Dataset records:
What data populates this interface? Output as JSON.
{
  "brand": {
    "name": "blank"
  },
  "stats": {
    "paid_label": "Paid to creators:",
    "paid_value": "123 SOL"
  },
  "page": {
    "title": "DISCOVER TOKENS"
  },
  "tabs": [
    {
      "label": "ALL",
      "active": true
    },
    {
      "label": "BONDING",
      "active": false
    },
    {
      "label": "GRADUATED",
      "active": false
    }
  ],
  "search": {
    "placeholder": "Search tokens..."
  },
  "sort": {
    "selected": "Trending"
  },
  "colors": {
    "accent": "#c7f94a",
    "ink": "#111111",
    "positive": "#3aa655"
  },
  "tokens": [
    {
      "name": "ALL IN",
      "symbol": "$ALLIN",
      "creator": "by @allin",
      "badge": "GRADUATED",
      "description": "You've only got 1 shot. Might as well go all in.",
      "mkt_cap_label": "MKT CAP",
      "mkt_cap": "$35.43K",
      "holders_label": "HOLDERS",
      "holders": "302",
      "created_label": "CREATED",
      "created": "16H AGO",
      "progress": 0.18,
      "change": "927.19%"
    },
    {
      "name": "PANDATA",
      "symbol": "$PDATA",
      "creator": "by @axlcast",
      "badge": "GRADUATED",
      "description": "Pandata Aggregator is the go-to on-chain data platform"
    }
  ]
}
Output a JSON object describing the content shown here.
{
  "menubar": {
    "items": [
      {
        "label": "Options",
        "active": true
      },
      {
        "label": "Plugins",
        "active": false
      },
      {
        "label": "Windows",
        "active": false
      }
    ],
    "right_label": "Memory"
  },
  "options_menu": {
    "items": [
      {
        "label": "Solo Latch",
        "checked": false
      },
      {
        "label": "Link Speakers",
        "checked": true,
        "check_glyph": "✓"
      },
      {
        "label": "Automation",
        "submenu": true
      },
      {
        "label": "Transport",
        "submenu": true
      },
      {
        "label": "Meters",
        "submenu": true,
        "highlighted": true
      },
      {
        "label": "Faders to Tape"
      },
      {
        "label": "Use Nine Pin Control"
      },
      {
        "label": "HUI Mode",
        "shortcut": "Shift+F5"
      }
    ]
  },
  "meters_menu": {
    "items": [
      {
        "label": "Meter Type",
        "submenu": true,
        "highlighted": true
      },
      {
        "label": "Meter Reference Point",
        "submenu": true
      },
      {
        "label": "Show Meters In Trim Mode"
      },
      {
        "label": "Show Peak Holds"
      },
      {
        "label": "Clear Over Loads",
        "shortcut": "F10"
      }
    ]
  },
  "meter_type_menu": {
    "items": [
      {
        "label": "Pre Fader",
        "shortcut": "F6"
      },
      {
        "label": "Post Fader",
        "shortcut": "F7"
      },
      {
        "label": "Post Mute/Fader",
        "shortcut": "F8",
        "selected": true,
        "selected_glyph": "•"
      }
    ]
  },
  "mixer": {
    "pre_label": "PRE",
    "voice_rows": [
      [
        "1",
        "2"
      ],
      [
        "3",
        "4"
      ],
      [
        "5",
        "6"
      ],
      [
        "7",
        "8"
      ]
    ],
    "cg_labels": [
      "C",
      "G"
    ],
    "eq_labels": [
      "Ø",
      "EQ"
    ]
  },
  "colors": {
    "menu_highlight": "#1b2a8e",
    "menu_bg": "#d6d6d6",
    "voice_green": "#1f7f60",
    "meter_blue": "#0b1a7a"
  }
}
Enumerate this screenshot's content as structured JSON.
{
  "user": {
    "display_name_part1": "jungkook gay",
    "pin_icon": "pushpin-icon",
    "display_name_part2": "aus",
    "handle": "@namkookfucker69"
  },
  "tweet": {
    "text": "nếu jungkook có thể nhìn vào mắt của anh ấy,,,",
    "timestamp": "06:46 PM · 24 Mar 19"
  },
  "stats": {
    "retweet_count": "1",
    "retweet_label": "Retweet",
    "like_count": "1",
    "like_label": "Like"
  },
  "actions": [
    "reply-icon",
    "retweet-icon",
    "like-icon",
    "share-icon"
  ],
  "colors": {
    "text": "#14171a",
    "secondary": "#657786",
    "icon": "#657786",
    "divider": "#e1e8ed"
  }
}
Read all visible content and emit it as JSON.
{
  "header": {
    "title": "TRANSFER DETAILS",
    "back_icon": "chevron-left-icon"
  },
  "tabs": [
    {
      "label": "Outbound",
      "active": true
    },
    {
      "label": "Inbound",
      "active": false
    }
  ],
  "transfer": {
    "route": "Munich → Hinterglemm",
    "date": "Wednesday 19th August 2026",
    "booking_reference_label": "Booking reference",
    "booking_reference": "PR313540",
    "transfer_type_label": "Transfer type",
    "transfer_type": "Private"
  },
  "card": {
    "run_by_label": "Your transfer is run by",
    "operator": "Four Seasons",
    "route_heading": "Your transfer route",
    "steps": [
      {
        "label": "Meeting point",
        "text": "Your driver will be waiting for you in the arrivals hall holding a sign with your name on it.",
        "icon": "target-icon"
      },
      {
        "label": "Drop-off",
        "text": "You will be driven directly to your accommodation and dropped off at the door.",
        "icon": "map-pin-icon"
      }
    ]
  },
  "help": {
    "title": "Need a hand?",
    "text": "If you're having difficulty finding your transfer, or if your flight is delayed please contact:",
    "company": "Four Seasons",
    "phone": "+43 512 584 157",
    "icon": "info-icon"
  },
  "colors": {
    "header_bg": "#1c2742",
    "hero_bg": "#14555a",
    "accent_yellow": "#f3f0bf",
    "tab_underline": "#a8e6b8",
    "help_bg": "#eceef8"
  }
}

Given task: Return exactly the lines from the one containing "Read all visible content and emit it as JSON." to the last line of the data, and nothing more.

Written solution:
Read all visible content and emit it as JSON.
{
  "header": {
    "title": "TRANSFER DETAILS",
    "back_icon": "chevron-left-icon"
  },
  "tabs": [
    {
      "label": "Outbound",
      "active": true
    },
    {
      "label": "Inbound",
      "active": false
    }
  ],
  "transfer": {
    "route": "Munich → Hinterglemm",
    "date": "Wednesday 19th August 2026",
    "booking_reference_label": "Booking reference",
    "booking_reference": "PR313540",
    "transfer_type_label": "Transfer type",
    "transfer_type": "Private"
  },
  "card": {
    "run_by_label": "Your transfer is run by",
    "operator": "Four Seasons",
    "route_heading": "Your transfer route",
    "steps": [
      {
        "label": "Meeting point",
        "text": "Your driver will be waiting for you in the arrivals hall holding a sign with your name on it.",
        "icon": "target-icon"
      },
      {
        "label": "Drop-off",
        "text": "You will be driven directly to your accommodation and dropped off at the door.",
        "icon": "map-pin-icon"
      }
    ]
  },
  "help": {
    "title": "Need a hand?",
    "text": "If you're having difficulty finding your transfer, or if your flight is delayed please contact:",
    "company": "Four Seasons",
    "phone": "+43 512 584 157",
    "icon": "info-icon"
  },
  "colors": {
    "header_bg": "#1c2742",
    "hero_bg": "#14555a",
    "accent_yellow": "#f3f0bf",
    "tab_underline": "#a8e6b8",
    "help_bg": "#eceef8"
  }
}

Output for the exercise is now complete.